What is needed.
Only lines with the string "System" matter here; gather them from the material below.

Recorded information.
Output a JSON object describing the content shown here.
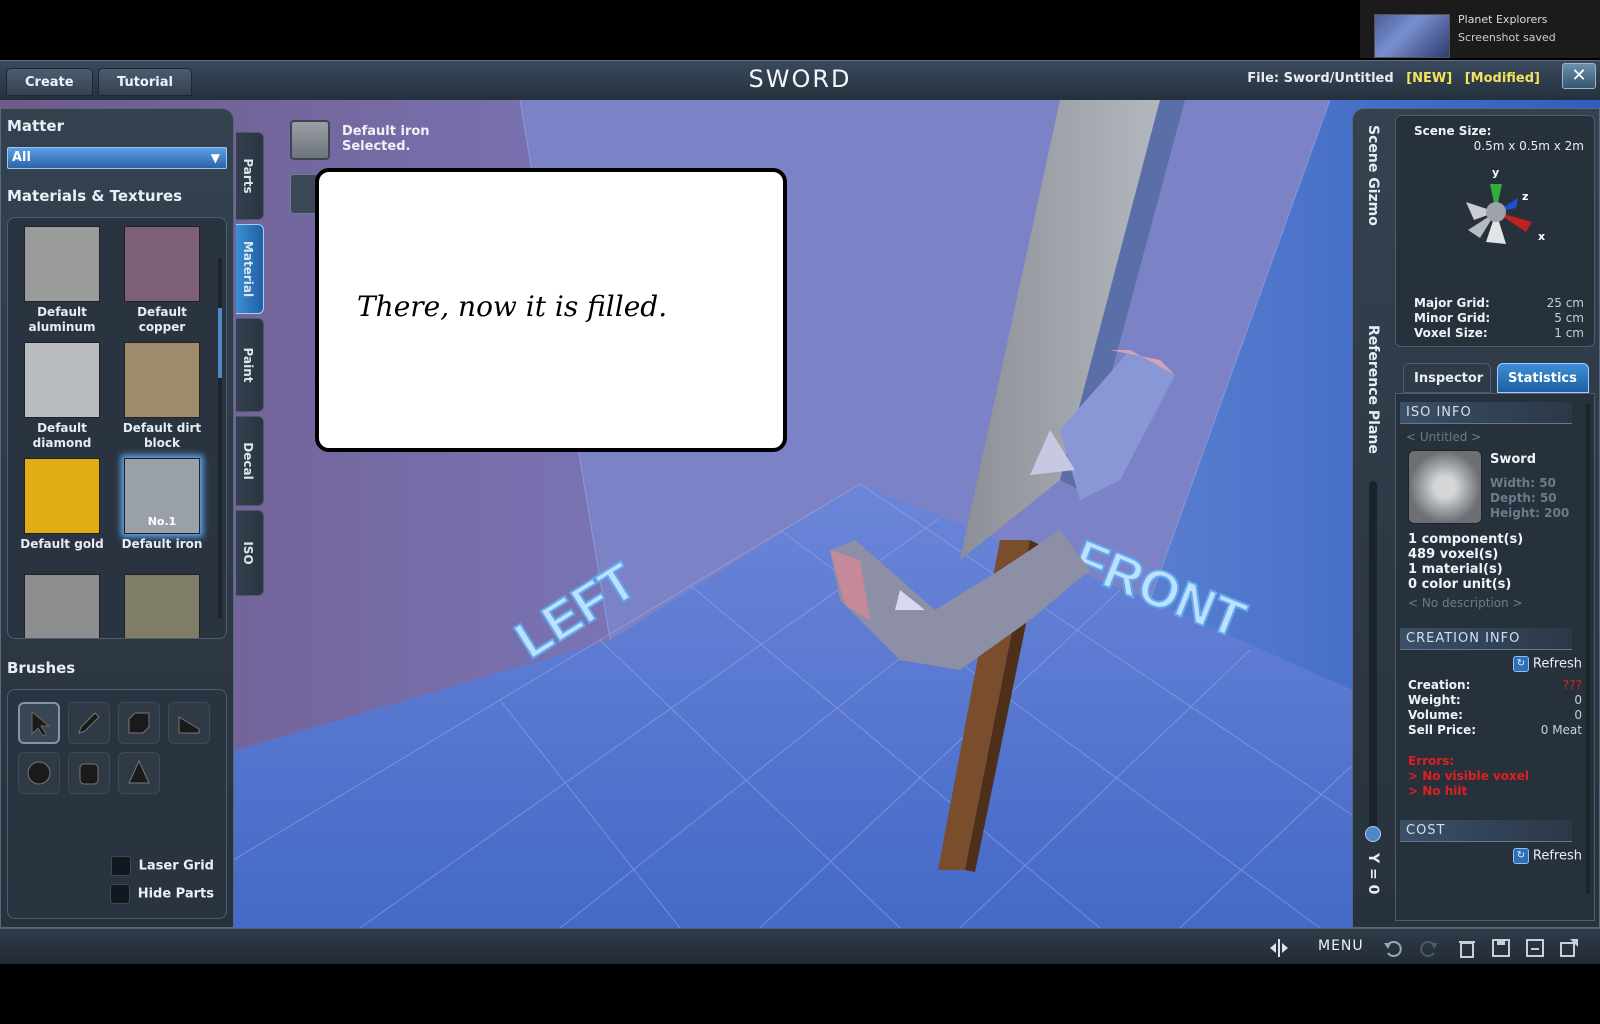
{
  "notification": {
    "app": "Planet Explorers",
    "message": "Screenshot saved"
  },
  "topbar": {
    "tabs": [
      "Create",
      "Tutorial"
    ],
    "title": "SWORD",
    "file_label": "File:",
    "file_name": "Sword/Untitled",
    "flag_new": "[NEW]",
    "flag_modified": "[Modified]",
    "close": "✕"
  },
  "left_panel": {
    "matter_title": "Matter",
    "matter_selected": "All",
    "materials_title": "Materials & Textures",
    "materials": [
      {
        "name": "Default aluminum",
        "color": "#9a9c9c"
      },
      {
        "name": "Default copper",
        "color": "#7d6078"
      },
      {
        "name": "Default diamond",
        "color": "#b8bcbe"
      },
      {
        "name": "Default dirt block",
        "color": "#a08a6e"
      },
      {
        "name": "Default gold",
        "color": "#e0ad12"
      },
      {
        "name": "Default iron",
        "color": "#9aa0a8",
        "badge": "No.1",
        "selected": true
      },
      {
        "name": "",
        "color": "#8c8e8f"
      },
      {
        "name": "",
        "color": "#7f7c68"
      }
    ],
    "brushes_title": "Brushes",
    "brushes": [
      "select-arrow",
      "pencil",
      "box",
      "slope",
      "sphere",
      "cylinder",
      "cone"
    ],
    "laser_grid": "Laser Grid",
    "hide_parts": "Hide Parts"
  },
  "side_tabs": [
    "Parts",
    "Material",
    "Paint",
    "Decal",
    "ISO"
  ],
  "active_side_tab": "Material",
  "selection": {
    "line1": "Default iron",
    "line2": "Selected."
  },
  "bubble": {
    "text": "There, now it is filled."
  },
  "viewport": {
    "label_left": "LEFT",
    "label_front": "FRONT"
  },
  "right_panel": {
    "scene_gizmo": "Scene Gizmo",
    "reference_plane": "Reference Plane",
    "y_value": "Y = 0",
    "scene_size_label": "Scene Size:",
    "scene_size": "0.5m x 0.5m x 2m",
    "axes": {
      "y": "y",
      "z": "z",
      "x": "x"
    },
    "major_grid_label": "Major Grid:",
    "major_grid": "25 cm",
    "minor_grid_label": "Minor Grid:",
    "minor_grid": "5 cm",
    "voxel_size_label": "Voxel Size:",
    "voxel_size": "1 cm",
    "tabs": [
      "Inspector",
      "Statistics"
    ],
    "iso_info": "ISO INFO",
    "untitled": "< Untitled >",
    "item_name": "Sword",
    "width": "Width: 50",
    "depth": "Depth: 50",
    "height": "Height: 200",
    "components": "1 component(s)",
    "voxels": "489 voxel(s)",
    "materials": "1 material(s)",
    "color_units": "0 color unit(s)",
    "no_description": "< No description >",
    "creation_info": "CREATION INFO",
    "refresh": "Refresh",
    "creation_label": "Creation:",
    "creation": "???",
    "weight_label": "Weight:",
    "weight": "0",
    "volume_label": "Volume:",
    "volume": "0",
    "sell_label": "Sell Price:",
    "sell": "0 Meat",
    "errors_label": "Errors:",
    "error1": "> No visible voxel",
    "error2": "> No hilt",
    "cost": "COST"
  },
  "bottombar": {
    "menu": "MENU"
  }
}
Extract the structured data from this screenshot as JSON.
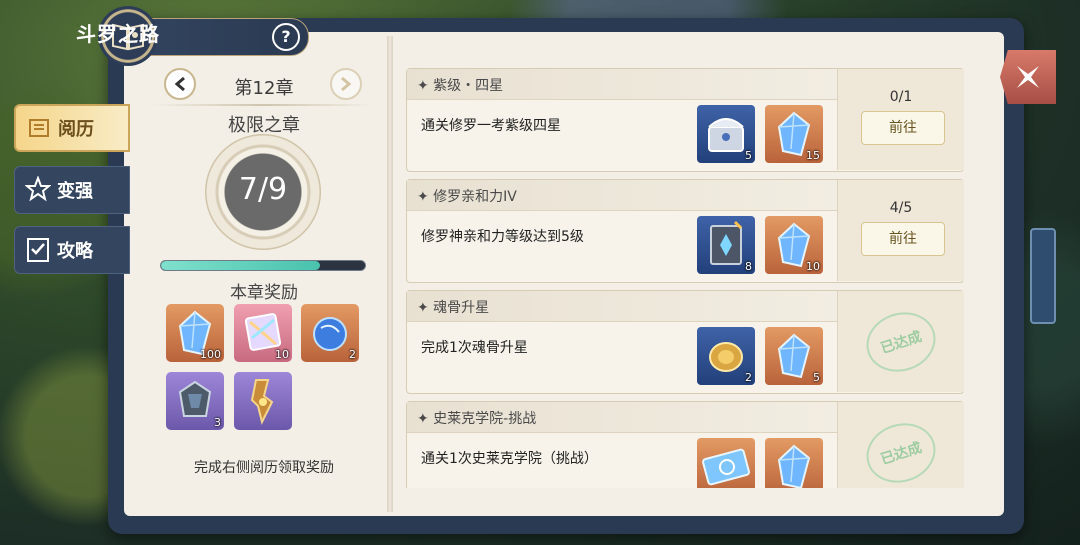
{
  "header": {
    "title": "斗罗之路",
    "help_glyph": "?"
  },
  "sidebar": {
    "tabs": [
      {
        "label": "阅历",
        "icon": "scroll-icon",
        "active": true
      },
      {
        "label": "变强",
        "icon": "star-arrow-icon",
        "active": false
      },
      {
        "label": "攻略",
        "icon": "checklist-icon",
        "active": false
      }
    ]
  },
  "chapter": {
    "title": "第12章",
    "subtitle": "极限之章",
    "progress_text": "7/9",
    "progress_fraction": 0.78,
    "rewards_title": "本章奖励",
    "rewards": [
      {
        "icon": "blue-crystal-icon",
        "count": "100",
        "bg": "bg-orange"
      },
      {
        "icon": "rainbow-prism-icon",
        "count": "10",
        "bg": "bg-pink"
      },
      {
        "icon": "blue-orb-icon",
        "count": "2",
        "bg": "bg-orange"
      },
      {
        "icon": "dark-gem-icon",
        "count": "3",
        "bg": "bg-purple"
      },
      {
        "icon": "golden-key-icon",
        "count": "",
        "bg": "bg-purple"
      }
    ],
    "reward_hint": "完成右侧阅历领取奖励"
  },
  "quests": [
    {
      "title": "紫级・四星",
      "desc": "通关修罗一考紫级四星",
      "progress": "0/1",
      "action": "前往",
      "done": false,
      "items": [
        {
          "icon": "silver-chest-icon",
          "count": "5",
          "bg": "bg-blue"
        },
        {
          "icon": "blue-crystal-icon",
          "count": "15",
          "bg": "bg-orange"
        }
      ]
    },
    {
      "title": "修罗亲和力IV",
      "desc": "修罗神亲和力等级达到5级",
      "progress": "4/5",
      "action": "前往",
      "done": false,
      "items": [
        {
          "icon": "rune-book-icon",
          "count": "8",
          "bg": "bg-blue"
        },
        {
          "icon": "blue-crystal-icon",
          "count": "10",
          "bg": "bg-orange"
        }
      ]
    },
    {
      "title": "魂骨升星",
      "desc": "完成1次魂骨升星",
      "progress": "",
      "action": "",
      "done": true,
      "stamp": "已达成",
      "items": [
        {
          "icon": "gold-coin-icon",
          "count": "2",
          "bg": "bg-blue"
        },
        {
          "icon": "blue-crystal-icon",
          "count": "5",
          "bg": "bg-orange"
        }
      ]
    },
    {
      "title": "史莱克学院-挑战",
      "desc": "通关1次史莱克学院（挑战）",
      "progress": "",
      "action": "",
      "done": true,
      "stamp": "已达成",
      "items": [
        {
          "icon": "ice-ticket-icon",
          "count": "",
          "bg": "bg-orange"
        },
        {
          "icon": "blue-crystal-icon",
          "count": "",
          "bg": "bg-orange"
        }
      ]
    }
  ],
  "colors": {
    "accent_gold": "#caa55a",
    "frame_navy": "#2a3a52",
    "progress_teal": "#49c2ad",
    "close_red": "#c05a4e",
    "stamp_green": "#9ccca0"
  }
}
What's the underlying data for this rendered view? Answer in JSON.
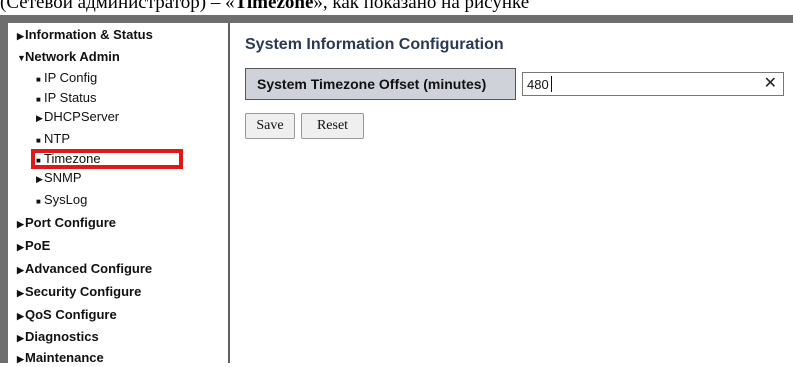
{
  "top_caption": {
    "prefix": "(Сетевой администратор) – «",
    "bold": "Timezone",
    "suffix": "», как показано на рисунке"
  },
  "sidebar": {
    "items": [
      {
        "label": "Information & Status",
        "level": "top",
        "marker": "collapsed"
      },
      {
        "label": "Network Admin",
        "level": "top",
        "marker": "expanded"
      },
      {
        "label": "IP Config",
        "level": "sub",
        "marker": "bullet"
      },
      {
        "label": "IP Status",
        "level": "sub",
        "marker": "bullet"
      },
      {
        "label": "DHCPServer",
        "level": "sub",
        "marker": "collapsed"
      },
      {
        "label": "NTP",
        "level": "sub",
        "marker": "bullet"
      },
      {
        "label": "Timezone",
        "level": "sub",
        "marker": "bullet",
        "highlighted": true
      },
      {
        "label": "SNMP",
        "level": "sub",
        "marker": "collapsed"
      },
      {
        "label": "SysLog",
        "level": "sub",
        "marker": "bullet"
      },
      {
        "label": "Port Configure",
        "level": "top",
        "marker": "collapsed"
      },
      {
        "label": "PoE",
        "level": "top",
        "marker": "collapsed"
      },
      {
        "label": "Advanced Configure",
        "level": "top",
        "marker": "collapsed"
      },
      {
        "label": "Security Configure",
        "level": "top",
        "marker": "collapsed"
      },
      {
        "label": "QoS Configure",
        "level": "top",
        "marker": "collapsed"
      },
      {
        "label": "Diagnostics",
        "level": "top",
        "marker": "collapsed"
      },
      {
        "label": "Maintenance",
        "level": "top",
        "marker": "collapsed"
      }
    ]
  },
  "main": {
    "title": "System Information Configuration",
    "timezone": {
      "label": "System Timezone Offset (minutes)",
      "value": "480"
    },
    "buttons": {
      "save": "Save",
      "reset": "Reset"
    }
  },
  "icons": {
    "collapsed": "triangle-right-icon",
    "expanded": "triangle-down-icon",
    "bullet": "square-bullet-icon",
    "clear": "close-icon"
  },
  "colors": {
    "title": "#2a3a55",
    "label_bg": "#cfd3d9",
    "highlight": "#e01818",
    "frame": "#6e6e6e"
  }
}
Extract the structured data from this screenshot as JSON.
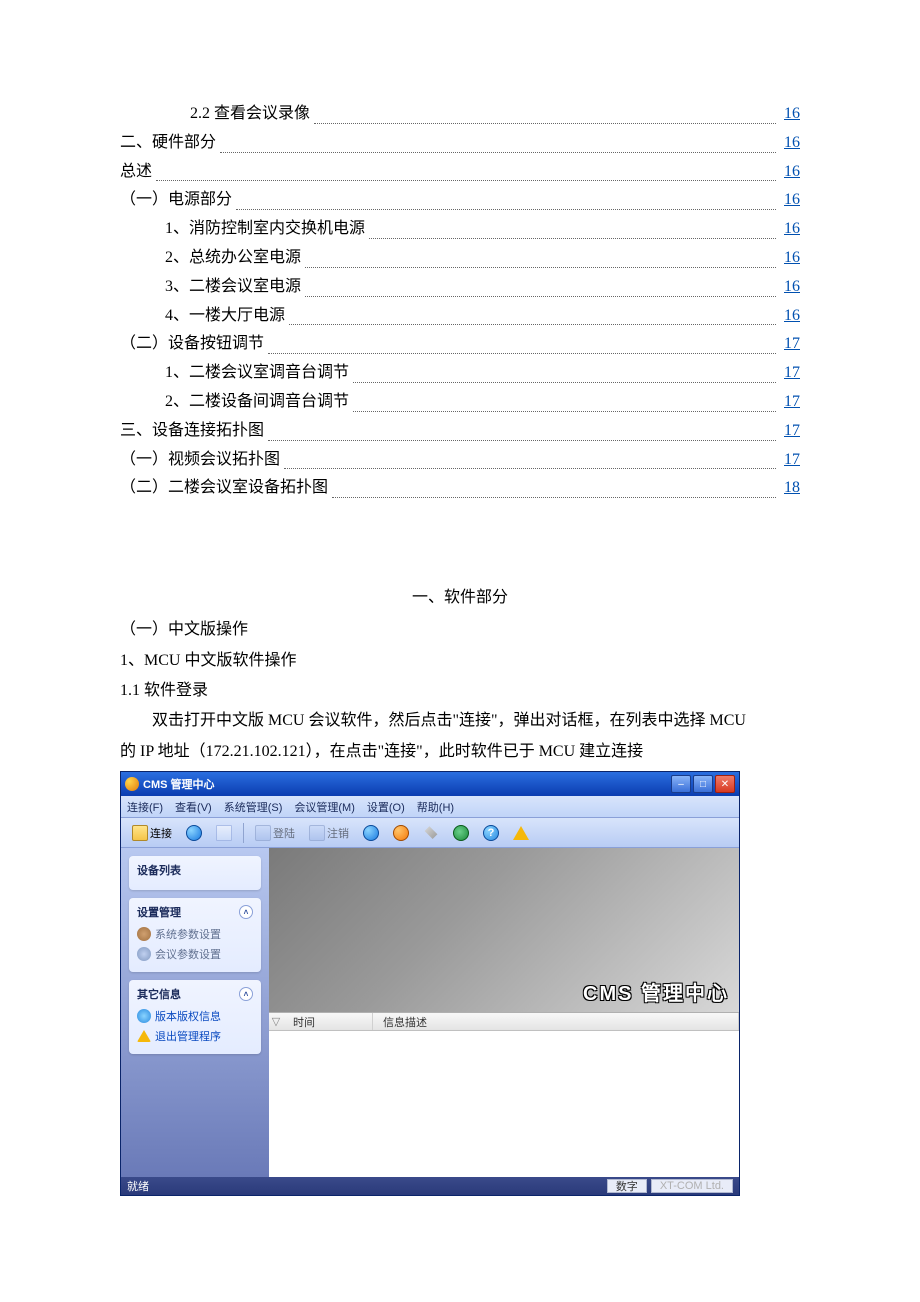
{
  "toc": [
    {
      "label": "2.2 查看会议录像",
      "page": "16",
      "lvl": 2
    },
    {
      "label": "二、硬件部分",
      "page": "16",
      "lvl": 0
    },
    {
      "label": "总述",
      "page": "16",
      "lvl": 0
    },
    {
      "label": "（一）电源部分",
      "page": "16",
      "lvl": 0
    },
    {
      "label": "1、消防控制室内交换机电源",
      "page": "16",
      "lvl": 1
    },
    {
      "label": "2、总统办公室电源",
      "page": "16",
      "lvl": 1
    },
    {
      "label": "3、二楼会议室电源",
      "page": "16",
      "lvl": 1
    },
    {
      "label": "4、一楼大厅电源",
      "page": "16",
      "lvl": 1
    },
    {
      "label": "（二）设备按钮调节",
      "page": "17",
      "lvl": 0
    },
    {
      "label": "1、二楼会议室调音台调节",
      "page": "17",
      "lvl": 1
    },
    {
      "label": "2、二楼设备间调音台调节",
      "page": "17",
      "lvl": 1
    },
    {
      "label": "三、设备连接拓扑图",
      "page": "17",
      "lvl": 0
    },
    {
      "label": "（一）视频会议拓扑图",
      "page": "17",
      "lvl": 0
    },
    {
      "label": "（二）二楼会议室设备拓扑图",
      "page": "18",
      "lvl": 0
    }
  ],
  "section": {
    "title": "一、软件部分",
    "h1": "（一）中文版操作",
    "h2": "1、MCU 中文版软件操作",
    "h3": "1.1 软件登录",
    "p1": "双击打开中文版 MCU 会议软件，然后点击\"连接\"，弹出对话框，在列表中选择 MCU",
    "p2": "的 IP 地址（172.21.102.121），在点击\"连接\"，此时软件已于 MCU 建立连接"
  },
  "app": {
    "title": "CMS 管理中心",
    "menu": {
      "connect": "连接(F)",
      "view": "查看(V)",
      "sysmgmt": "系统管理(S)",
      "confmgmt": "会议管理(M)",
      "settings": "设置(O)",
      "help": "帮助(H)"
    },
    "toolbar": {
      "connect": "连接",
      "login": "登陆",
      "register": "注销"
    },
    "sidebar": {
      "p1": {
        "title": "设备列表"
      },
      "p2": {
        "title": "设置管理",
        "i1": "系统参数设置",
        "i2": "会议参数设置"
      },
      "p3": {
        "title": "其它信息",
        "i1": "版本版权信息",
        "i2": "退出管理程序"
      }
    },
    "brand": "CMS 管理中心",
    "log": {
      "col1": "时间",
      "col2": "信息描述"
    },
    "status": {
      "ready": "就绪",
      "num": "数字",
      "company": "XT-COM  Ltd."
    }
  }
}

The solution.
    "title": "System Information Configuration",
      "label": "System Timezone Offset (minutes)",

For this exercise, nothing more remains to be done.